Testo di partenza:
---+---
Scrivo mosso dall’articolo, ormai di qualche anno fa, intitolato “Dove andiamo?” (La Città invisibile, 29 settembre 2020). Propongo qui alcune riflessioni che scaturiscono dalla mia partecipazione al gruppo “Statuto in Transizione”, un piccolissimo gruppo informale nato qualche anno fa a Firenze nella zona di Statuto e ispirato al movimento delle “Transition Towns” di Rob Hopkins. Il gruppo propone attività di quartiere tentando di rafforzare le relazioni di vicinato e proponendo riflessioni su tematiche ecologiche nel tentativo di immaginare insieme su un futuro diverso.
Sì, è vero siamo in un momento di forte spaesamento, la strada da seguire nel tentativo di fare una “vita buona” si perde nella nebbia pochi passi davanti a noi. Forse questa nebbia si è addirittura infittita negli ultimi anni e questo nonostante tutti gli sforzi, tutte le denunce accorate di situazioni ingiuste e tutte le lotte vinte. Alcune volte sembra addirittura che le energie spese si dissolvano andando ad alimentare quella nebbia che ci confonde. Forse il motivo di questo fenomeno è che in realtà ogni tentativo di fermarsi a riflettere proponendo alternative all’attuale modello socioeconomico, effettivamente danneggia il sistema produttivo capitalistico globalizzato (la megamacchina) di cui noi, come consumatori, facciamo integralmente parte.
---+---
Dati:
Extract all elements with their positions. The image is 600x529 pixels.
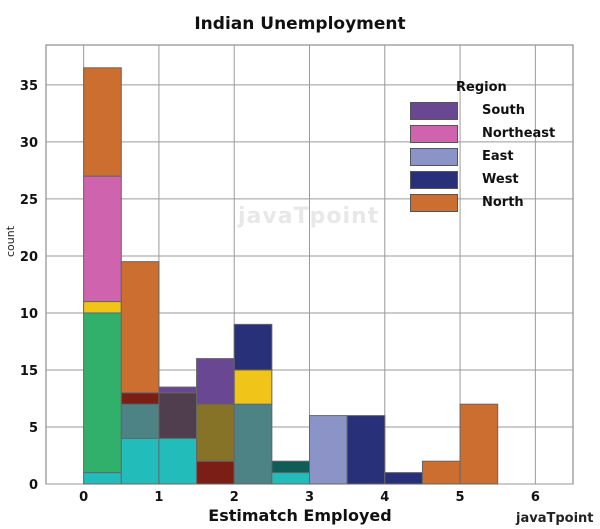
bar-segment xyxy=(384,472,423,485)
x-axis-label: Estimatch Employed xyxy=(208,506,392,525)
legend-swatch-east xyxy=(410,147,458,166)
bar-segment xyxy=(120,403,160,439)
legend-label-north: North xyxy=(482,195,524,210)
y-tick-label: 35 xyxy=(20,79,38,94)
legend-title: Region xyxy=(456,80,507,95)
bar-segment xyxy=(120,392,160,405)
bar-segment xyxy=(158,437,198,485)
x-tick-label: 4 xyxy=(380,490,389,505)
y-tick-label: 10 xyxy=(20,307,38,322)
y-tick-label: 25 xyxy=(20,193,38,208)
bar-segment xyxy=(421,460,461,485)
bar-segment xyxy=(83,312,122,474)
bar-segment xyxy=(158,392,198,439)
legend-item-northeast: Northeast xyxy=(410,122,580,145)
bar-segment xyxy=(196,403,235,462)
y-tick-label: 15 xyxy=(20,364,38,379)
bar-segment xyxy=(158,386,198,394)
legend-swatch-north xyxy=(410,193,458,212)
bar-segment xyxy=(309,415,348,485)
legend-label-south: South xyxy=(482,103,526,118)
brand-logo: javaTpoint xyxy=(516,511,594,526)
y-tick-label: 5 xyxy=(29,421,38,436)
legend-item-west: West xyxy=(410,168,580,191)
bar-segment xyxy=(233,323,273,371)
y-axis-label: count xyxy=(4,225,17,257)
chart-title: Indian Unemployment xyxy=(194,14,406,34)
legend-item-east: East xyxy=(410,145,580,168)
y-tick-label: 30 xyxy=(20,136,38,151)
bar-segment xyxy=(459,403,499,485)
bar-segment xyxy=(83,67,122,177)
bar-segment xyxy=(346,415,386,485)
bar-segment xyxy=(83,472,122,485)
x-tick-label: 0 xyxy=(79,490,88,505)
bar-segment xyxy=(196,460,235,485)
x-tick-label: 1 xyxy=(154,490,163,505)
legend-label-west: West xyxy=(482,172,519,187)
y-tick-label: 0 xyxy=(29,478,38,493)
bar-segment xyxy=(233,369,273,405)
legend-label-east: East xyxy=(482,149,514,164)
bar-segment xyxy=(120,437,160,485)
y-tick-label: 20 xyxy=(20,250,38,265)
legend: Region South Northeast East West North xyxy=(410,80,580,214)
bar-segment xyxy=(120,261,160,394)
bar-segment xyxy=(271,472,311,485)
bar-segment xyxy=(83,175,122,303)
legend-item-south: South xyxy=(410,99,580,122)
watermark: javaTpoint xyxy=(238,204,380,229)
bar-segment xyxy=(83,301,122,314)
bar-segment xyxy=(233,403,273,485)
bar-segment xyxy=(271,460,311,474)
legend-item-north: North xyxy=(410,191,580,214)
x-tick-label: 3 xyxy=(305,490,314,505)
legend-swatch-west xyxy=(410,170,458,189)
x-tick-label: 5 xyxy=(456,490,465,505)
legend-label-northeast: Northeast xyxy=(482,126,556,141)
x-tick-label: 6 xyxy=(531,490,540,505)
legend-swatch-northeast xyxy=(410,124,458,143)
x-tick-label: 2 xyxy=(230,490,239,505)
legend-swatch-south xyxy=(410,101,458,120)
bar-segment xyxy=(196,358,235,405)
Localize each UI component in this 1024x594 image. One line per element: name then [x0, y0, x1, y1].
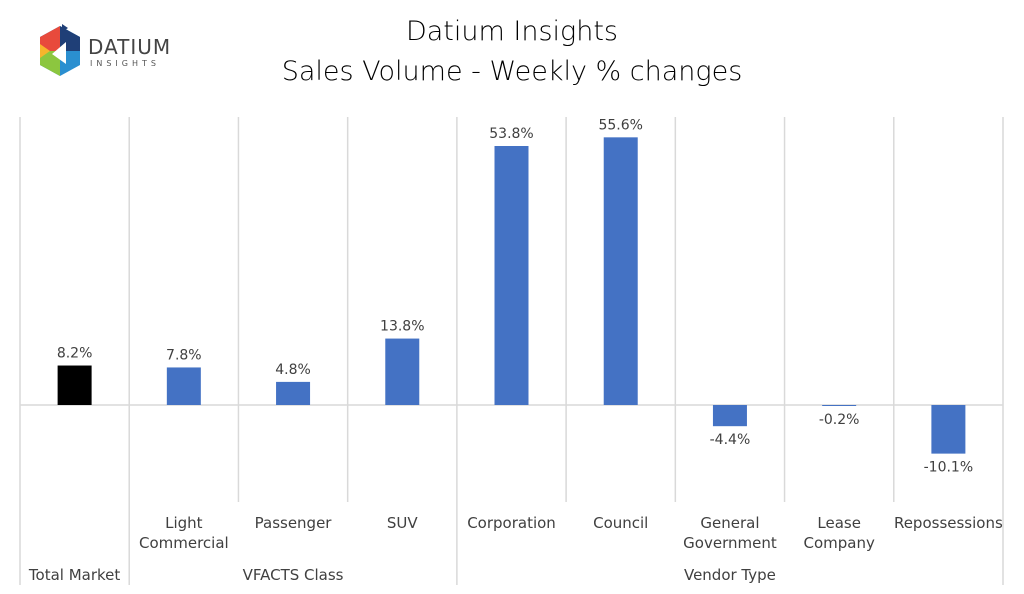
---+---
Compiti da svolgere:
1) Modifica il testo di partenza: riporta il passo che comincia con "Sì, è vero siamo" e prosegue fino a "facciamo integralmente parte.", sostituendo "nebbia" con "foschia".
2) Trascrivi le righe dei dati che vanno da quella con "bar-segment xyxy=(384,472,423,485)" fino a quella con "bar-segment xyxy=(120,392,160,405)", comprese entrambe.

Risposte corrette:
1)
Sì, è vero siamo in un momento di forte spaesamento, la strada da seguire nel tentativo di fare una “vita buona” si perde nella foschia pochi passi davanti a noi. Forse questa foschia si è addirittura infittita negli ultimi anni e questo nonostante tutti gli sforzi, tutte le denunce accorate di situazioni ingiuste e tutte le lotte vinte. Alcune volte sembra addirittura che le energie spese si dissolvano andando ad alimentare quella foschia che ci confonde. Forse il motivo di questo fenomeno è che in realtà ogni tentativo di fermarsi a riflettere proponendo alternative all’attuale modello socioeconomico, effettivamente danneggia il sistema produttivo capitalistico globalizzato (la megamacchina) di cui noi, come consumatori, facciamo integralmente parte.

2)
bar-segment xyxy=(384,472,423,485)
x-axis-label: Estimatch Employed xyxy=(208,506,392,525)
legend-swatch-east xyxy=(410,147,458,166)
bar-segment xyxy=(120,403,160,439)
legend-label-north: North xyxy=(482,195,524,210)
y-tick-label: 35 xyxy=(20,79,38,94)
legend-title: Region xyxy=(456,80,507,95)
bar-segment xyxy=(120,392,160,405)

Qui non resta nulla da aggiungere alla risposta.